### Set exercise
Answer with a single number: the count of lines that hold "ylabel".
___ Data shown
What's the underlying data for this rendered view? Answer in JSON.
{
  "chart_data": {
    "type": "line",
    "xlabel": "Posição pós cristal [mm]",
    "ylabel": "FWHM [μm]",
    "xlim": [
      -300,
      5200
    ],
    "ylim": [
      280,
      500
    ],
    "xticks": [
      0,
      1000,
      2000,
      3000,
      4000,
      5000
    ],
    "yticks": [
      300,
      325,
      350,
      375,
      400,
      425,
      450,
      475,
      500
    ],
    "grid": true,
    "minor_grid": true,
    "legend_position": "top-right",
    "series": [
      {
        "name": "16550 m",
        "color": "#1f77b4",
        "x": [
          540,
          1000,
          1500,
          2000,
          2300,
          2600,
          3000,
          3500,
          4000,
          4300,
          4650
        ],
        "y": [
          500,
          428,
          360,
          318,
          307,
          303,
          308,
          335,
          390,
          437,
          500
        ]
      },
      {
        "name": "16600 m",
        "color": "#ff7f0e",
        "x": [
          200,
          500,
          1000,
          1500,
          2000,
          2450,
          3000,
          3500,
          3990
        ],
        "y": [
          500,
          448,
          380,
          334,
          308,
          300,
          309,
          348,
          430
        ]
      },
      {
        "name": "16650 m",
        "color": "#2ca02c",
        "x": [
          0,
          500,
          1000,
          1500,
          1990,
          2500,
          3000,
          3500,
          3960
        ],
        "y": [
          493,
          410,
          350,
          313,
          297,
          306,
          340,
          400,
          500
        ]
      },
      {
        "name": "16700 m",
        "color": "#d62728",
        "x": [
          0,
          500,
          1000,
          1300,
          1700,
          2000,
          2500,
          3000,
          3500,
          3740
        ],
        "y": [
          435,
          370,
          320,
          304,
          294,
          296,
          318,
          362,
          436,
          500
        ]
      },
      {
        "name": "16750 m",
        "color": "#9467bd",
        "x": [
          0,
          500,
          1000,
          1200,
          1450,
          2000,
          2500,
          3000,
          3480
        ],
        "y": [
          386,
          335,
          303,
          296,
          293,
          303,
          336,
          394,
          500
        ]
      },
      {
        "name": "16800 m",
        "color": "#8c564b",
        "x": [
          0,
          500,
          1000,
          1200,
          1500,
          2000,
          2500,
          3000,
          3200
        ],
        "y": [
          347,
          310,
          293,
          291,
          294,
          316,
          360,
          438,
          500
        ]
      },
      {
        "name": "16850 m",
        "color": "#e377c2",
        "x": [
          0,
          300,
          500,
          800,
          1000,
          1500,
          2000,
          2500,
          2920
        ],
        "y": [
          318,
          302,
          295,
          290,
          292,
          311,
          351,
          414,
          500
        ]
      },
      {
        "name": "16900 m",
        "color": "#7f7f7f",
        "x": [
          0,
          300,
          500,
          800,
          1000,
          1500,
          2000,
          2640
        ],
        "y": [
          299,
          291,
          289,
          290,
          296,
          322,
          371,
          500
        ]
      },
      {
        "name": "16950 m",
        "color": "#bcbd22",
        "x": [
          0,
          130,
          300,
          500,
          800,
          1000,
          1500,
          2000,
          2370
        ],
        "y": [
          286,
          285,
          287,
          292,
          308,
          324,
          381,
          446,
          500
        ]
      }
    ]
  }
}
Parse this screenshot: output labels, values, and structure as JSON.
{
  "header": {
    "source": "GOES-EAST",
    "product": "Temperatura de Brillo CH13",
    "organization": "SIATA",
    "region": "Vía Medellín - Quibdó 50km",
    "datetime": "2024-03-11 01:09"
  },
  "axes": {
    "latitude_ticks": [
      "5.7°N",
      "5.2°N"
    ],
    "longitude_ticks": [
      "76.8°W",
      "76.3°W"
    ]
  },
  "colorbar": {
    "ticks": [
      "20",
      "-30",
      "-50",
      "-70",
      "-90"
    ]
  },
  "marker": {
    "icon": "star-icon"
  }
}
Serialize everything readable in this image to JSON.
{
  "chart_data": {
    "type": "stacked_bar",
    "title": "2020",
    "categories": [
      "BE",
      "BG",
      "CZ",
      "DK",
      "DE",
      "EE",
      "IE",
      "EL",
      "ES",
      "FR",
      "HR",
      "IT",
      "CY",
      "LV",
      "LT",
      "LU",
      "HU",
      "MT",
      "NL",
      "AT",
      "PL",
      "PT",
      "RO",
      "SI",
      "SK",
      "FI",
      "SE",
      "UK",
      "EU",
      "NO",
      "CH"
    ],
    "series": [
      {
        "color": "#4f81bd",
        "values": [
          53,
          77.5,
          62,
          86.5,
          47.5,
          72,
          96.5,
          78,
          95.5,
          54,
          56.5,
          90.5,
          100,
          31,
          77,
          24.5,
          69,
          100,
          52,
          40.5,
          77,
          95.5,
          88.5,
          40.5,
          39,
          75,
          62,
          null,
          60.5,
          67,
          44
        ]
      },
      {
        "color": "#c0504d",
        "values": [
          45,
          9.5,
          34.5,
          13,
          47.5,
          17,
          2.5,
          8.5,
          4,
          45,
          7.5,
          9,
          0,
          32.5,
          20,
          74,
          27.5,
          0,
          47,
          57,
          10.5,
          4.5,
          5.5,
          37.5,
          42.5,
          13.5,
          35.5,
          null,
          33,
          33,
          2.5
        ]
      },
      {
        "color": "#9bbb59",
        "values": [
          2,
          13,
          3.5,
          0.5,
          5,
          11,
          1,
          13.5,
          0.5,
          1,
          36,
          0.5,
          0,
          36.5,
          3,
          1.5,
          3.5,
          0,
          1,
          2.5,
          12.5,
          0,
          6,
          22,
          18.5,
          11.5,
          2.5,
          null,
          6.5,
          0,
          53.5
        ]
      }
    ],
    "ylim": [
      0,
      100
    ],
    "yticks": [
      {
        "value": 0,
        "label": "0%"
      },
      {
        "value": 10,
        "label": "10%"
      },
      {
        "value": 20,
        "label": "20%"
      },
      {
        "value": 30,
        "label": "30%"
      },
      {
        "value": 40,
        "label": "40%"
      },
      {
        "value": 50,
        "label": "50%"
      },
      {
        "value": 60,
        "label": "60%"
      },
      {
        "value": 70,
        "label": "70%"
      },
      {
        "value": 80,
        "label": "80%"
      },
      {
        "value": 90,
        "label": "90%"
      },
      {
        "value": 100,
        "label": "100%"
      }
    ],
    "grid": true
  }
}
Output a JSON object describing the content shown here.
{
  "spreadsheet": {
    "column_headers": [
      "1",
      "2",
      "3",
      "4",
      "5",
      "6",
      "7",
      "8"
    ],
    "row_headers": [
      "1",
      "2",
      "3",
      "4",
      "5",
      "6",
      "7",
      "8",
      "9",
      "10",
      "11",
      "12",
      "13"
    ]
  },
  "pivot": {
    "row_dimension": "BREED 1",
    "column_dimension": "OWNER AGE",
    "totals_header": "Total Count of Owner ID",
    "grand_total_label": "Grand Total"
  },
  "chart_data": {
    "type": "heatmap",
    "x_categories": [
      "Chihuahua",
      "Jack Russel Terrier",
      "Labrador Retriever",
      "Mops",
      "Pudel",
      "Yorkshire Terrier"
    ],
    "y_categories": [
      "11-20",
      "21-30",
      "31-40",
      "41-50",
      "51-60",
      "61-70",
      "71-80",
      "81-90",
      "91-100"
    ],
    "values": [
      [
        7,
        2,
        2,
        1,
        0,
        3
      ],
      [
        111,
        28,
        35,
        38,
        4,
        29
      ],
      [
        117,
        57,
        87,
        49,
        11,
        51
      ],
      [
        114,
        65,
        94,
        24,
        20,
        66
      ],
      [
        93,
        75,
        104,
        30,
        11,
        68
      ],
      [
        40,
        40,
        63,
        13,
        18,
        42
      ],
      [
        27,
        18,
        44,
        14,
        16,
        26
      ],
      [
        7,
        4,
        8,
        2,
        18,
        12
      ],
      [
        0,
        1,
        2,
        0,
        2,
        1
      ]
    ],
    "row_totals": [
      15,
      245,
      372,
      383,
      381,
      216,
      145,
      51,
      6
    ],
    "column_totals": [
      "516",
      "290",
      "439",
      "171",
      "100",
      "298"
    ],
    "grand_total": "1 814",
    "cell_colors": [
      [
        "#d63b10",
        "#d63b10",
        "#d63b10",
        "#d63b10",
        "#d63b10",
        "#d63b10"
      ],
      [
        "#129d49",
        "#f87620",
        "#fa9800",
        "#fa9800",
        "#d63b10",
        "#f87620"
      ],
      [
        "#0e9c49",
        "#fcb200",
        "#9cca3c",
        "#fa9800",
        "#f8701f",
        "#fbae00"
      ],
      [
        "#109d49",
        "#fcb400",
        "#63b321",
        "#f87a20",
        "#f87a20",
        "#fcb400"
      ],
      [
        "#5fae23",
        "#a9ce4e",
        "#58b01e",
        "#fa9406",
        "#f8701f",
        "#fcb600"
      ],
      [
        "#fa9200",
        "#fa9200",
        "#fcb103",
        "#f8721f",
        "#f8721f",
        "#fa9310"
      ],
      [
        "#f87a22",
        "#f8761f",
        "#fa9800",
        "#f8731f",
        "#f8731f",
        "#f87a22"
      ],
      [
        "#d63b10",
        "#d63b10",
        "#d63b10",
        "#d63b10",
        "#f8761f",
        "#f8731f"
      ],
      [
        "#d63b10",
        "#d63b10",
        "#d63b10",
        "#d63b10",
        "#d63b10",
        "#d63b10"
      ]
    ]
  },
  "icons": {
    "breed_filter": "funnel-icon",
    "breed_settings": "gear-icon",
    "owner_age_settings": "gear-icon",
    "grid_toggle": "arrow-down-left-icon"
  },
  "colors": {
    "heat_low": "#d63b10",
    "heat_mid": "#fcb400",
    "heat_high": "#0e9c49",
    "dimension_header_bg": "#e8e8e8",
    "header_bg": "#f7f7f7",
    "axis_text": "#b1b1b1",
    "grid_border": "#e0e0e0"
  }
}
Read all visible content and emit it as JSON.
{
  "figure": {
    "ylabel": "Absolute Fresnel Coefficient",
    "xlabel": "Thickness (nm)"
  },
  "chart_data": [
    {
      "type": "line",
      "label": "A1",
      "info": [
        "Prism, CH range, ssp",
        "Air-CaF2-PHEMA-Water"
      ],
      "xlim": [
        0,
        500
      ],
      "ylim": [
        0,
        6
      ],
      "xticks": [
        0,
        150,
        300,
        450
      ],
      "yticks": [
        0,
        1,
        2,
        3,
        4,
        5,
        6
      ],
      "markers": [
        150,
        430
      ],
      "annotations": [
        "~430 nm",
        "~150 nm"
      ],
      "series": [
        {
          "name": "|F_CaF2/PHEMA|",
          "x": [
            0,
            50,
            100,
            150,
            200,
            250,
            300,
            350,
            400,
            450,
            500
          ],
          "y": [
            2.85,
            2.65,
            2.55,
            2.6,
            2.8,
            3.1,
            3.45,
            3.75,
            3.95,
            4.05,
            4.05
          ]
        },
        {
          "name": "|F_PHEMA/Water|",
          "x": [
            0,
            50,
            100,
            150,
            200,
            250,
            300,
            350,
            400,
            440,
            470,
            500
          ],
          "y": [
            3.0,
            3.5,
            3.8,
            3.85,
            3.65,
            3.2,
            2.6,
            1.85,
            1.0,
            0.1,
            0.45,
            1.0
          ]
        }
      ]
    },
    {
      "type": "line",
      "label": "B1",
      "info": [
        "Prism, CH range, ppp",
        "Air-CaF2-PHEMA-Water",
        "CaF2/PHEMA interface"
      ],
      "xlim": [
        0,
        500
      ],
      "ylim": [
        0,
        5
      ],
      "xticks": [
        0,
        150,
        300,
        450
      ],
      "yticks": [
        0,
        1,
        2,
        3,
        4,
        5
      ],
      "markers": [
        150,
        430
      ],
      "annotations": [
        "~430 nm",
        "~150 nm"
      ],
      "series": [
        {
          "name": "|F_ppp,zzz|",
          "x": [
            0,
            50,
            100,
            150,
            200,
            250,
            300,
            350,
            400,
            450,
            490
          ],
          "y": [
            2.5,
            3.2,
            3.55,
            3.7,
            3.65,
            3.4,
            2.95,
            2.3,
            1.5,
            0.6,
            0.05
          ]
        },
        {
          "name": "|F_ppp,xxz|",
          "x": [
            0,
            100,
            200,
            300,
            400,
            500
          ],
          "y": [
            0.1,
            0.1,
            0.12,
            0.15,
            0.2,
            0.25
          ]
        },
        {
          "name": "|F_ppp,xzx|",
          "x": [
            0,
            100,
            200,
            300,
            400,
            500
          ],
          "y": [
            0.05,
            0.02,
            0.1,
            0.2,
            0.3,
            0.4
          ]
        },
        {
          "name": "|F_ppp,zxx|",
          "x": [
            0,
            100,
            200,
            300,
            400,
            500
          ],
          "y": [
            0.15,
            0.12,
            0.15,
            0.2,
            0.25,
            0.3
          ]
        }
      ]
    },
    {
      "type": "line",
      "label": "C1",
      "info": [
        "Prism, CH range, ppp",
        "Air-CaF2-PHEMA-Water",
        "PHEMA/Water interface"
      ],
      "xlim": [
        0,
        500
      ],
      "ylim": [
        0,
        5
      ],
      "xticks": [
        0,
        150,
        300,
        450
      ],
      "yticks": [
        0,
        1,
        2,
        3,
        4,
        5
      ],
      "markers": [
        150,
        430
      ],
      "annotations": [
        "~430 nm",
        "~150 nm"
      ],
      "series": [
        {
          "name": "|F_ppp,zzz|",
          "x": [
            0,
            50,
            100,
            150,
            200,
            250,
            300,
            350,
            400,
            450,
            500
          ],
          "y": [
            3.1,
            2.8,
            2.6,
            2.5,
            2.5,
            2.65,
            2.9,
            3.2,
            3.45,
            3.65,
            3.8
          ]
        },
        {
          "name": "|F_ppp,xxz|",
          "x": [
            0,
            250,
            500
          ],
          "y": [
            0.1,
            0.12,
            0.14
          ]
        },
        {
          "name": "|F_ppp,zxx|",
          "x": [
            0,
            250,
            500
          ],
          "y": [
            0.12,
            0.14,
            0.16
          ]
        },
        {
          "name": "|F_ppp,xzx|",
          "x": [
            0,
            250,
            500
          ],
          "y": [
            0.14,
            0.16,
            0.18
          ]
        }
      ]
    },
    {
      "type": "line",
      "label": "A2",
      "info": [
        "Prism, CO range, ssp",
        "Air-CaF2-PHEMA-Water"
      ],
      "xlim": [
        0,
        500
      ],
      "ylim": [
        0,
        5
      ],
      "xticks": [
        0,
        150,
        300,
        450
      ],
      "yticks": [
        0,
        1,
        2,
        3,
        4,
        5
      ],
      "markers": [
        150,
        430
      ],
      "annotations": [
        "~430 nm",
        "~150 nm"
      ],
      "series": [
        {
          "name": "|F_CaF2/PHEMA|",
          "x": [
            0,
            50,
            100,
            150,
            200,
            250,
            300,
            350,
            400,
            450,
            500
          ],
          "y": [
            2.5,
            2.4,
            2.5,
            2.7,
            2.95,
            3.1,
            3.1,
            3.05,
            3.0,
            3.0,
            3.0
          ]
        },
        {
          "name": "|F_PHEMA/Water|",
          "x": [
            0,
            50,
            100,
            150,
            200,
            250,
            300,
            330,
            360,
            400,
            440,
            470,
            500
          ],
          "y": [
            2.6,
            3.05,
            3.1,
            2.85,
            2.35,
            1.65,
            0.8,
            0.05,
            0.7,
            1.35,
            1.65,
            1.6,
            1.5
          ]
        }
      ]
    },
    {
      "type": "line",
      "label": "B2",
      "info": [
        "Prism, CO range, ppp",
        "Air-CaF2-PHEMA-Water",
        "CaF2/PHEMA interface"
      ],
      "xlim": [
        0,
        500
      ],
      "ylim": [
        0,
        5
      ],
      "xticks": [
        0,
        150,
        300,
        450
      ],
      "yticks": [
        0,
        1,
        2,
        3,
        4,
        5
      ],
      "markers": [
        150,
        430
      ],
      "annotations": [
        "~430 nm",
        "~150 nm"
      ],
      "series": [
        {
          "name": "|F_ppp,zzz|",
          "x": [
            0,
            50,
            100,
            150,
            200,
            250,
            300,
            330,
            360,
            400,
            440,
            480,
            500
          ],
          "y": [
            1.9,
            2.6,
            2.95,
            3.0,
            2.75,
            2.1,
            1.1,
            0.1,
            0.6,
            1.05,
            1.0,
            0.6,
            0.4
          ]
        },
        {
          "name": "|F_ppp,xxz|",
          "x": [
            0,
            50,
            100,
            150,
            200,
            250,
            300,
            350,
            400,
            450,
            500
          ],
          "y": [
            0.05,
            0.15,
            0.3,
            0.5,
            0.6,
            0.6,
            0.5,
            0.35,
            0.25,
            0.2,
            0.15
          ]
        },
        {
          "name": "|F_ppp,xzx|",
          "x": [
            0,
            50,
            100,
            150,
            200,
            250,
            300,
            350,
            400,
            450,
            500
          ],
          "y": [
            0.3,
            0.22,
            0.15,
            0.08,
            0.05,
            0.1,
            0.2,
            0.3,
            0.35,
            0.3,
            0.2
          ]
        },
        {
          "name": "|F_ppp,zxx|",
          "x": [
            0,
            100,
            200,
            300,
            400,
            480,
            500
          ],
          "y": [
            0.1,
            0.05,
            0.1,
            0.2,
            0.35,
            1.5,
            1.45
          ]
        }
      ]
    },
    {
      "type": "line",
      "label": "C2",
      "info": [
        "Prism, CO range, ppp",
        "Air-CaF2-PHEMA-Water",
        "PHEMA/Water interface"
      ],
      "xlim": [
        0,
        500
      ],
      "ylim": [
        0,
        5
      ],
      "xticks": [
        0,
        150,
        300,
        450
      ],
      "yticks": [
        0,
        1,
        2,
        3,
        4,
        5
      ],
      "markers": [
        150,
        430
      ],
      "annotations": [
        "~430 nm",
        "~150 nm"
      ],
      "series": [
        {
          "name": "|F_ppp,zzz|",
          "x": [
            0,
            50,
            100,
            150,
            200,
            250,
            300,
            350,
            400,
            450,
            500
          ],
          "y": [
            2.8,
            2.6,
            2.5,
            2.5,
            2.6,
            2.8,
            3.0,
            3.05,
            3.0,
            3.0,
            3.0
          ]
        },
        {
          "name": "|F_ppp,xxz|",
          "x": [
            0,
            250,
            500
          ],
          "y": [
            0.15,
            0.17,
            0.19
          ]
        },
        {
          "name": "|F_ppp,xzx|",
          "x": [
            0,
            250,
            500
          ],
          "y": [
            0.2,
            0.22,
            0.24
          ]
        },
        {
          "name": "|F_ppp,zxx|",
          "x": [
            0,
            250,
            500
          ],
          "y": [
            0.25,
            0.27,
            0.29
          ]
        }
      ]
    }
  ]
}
______
### Result below
2